(Short task) Output every entry exactly as written.

--------------------------------

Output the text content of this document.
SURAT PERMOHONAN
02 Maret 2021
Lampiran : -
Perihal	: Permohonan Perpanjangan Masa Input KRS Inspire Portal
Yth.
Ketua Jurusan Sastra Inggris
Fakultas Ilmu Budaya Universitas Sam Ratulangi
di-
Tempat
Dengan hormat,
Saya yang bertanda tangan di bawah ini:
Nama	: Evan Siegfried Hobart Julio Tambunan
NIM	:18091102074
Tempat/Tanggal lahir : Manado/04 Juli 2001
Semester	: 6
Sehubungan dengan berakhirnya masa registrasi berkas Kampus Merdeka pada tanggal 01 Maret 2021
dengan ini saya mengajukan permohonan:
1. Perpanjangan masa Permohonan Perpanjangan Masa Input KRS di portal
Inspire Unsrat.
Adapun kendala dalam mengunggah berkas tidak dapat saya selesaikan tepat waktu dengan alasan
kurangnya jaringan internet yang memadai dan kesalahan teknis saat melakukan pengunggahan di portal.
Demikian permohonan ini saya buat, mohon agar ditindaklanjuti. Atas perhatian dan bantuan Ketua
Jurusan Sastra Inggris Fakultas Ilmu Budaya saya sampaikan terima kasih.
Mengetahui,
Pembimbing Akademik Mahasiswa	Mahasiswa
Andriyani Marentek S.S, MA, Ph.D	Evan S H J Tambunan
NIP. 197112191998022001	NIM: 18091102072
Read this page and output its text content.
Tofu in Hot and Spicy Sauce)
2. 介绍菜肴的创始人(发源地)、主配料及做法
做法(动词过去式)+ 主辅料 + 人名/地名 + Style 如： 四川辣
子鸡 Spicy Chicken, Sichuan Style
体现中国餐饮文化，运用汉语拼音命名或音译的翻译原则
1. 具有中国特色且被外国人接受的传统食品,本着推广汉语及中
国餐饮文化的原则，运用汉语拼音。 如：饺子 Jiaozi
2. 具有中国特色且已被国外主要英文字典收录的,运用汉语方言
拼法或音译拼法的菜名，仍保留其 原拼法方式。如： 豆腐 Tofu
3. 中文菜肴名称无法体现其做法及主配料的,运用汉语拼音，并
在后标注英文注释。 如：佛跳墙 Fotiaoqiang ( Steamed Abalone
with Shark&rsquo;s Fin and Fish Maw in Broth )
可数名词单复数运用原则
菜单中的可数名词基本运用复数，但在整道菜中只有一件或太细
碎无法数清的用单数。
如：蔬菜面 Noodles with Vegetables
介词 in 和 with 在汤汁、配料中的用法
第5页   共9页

--------------------------------

(Task output)
Output the text content of this document.
SURAT PERMOHONAN
02 Maret 2021
Lampiran : -
Perihal	: Permohonan Perpanjangan Masa Input KRS Inspire Portal
Yth.
Ketua Jurusan Sastra Inggris
Fakultas Ilmu Budaya Universitas Sam Ratulangi
di-
Tempat
Dengan hormat,
Saya yang bertanda tangan di bawah ini:
Nama	: Evan Siegfried Hobart Julio Tambunan
NIM	:18091102074
Tempat/Tanggal lahir : Manado/04 Juli 2001
Semester	: 6
Sehubungan dengan berakhirnya masa registrasi berkas Kampus Merdeka pada tanggal 01 Maret 2021
dengan ini saya mengajukan permohonan:
1. Perpanjangan masa Permohonan Perpanjangan Masa Input KRS di portal
Inspire Unsrat.
Adapun kendala dalam mengunggah berkas tidak dapat saya selesaikan tepat waktu dengan alasan
kurangnya jaringan internet yang memadai dan kesalahan teknis saat melakukan pengunggahan di portal.
Demikian permohonan ini saya buat, mohon agar ditindaklanjuti. Atas perhatian dan bantuan Ketua
Jurusan Sastra Inggris Fakultas Ilmu Budaya saya sampaikan terima kasih.
Mengetahui,
Pembimbing Akademik Mahasiswa	Mahasiswa
Andriyani Marentek S.S, MA, Ph.D	Evan S H J Tambunan
NIP. 197112191998022001	NIM: 18091102072
Read this page and output its text content.
Tofu in Hot and Spicy Sauce)
2. 介绍菜肴的创始人(发源地)、主配料及做法
做法(动词过去式)+ 主辅料 + 人名/地名 + Style 如： 四川辣
子鸡 Spicy Chicken, Sichuan Style
体现中国餐饮文化，运用汉语拼音命名或音译的翻译原则
1. 具有中国特色且被外国人接受的传统食品,本着推广汉语及中
国餐饮文化的原则，运用汉语拼音。 如：饺子 Jiaozi
2. 具有中国特色且已被国外主要英文字典收录的,运用汉语方言
拼法或音译拼法的菜名，仍保留其 原拼法方式。如： 豆腐 Tofu
3. 中文菜肴名称无法体现其做法及主配料的,运用汉语拼音，并
在后标注英文注释。 如：佛跳墙 Fotiaoqiang ( Steamed Abalone
with Shark&rsquo;s Fin and Fish Maw in Broth )
可数名词单复数运用原则
菜单中的可数名词基本运用复数，但在整道菜中只有一件或太细
碎无法数清的用单数。
如：蔬菜面 Noodles with Vegetables
介词 in 和 with 在汤汁、配料中的用法
第5页   共9页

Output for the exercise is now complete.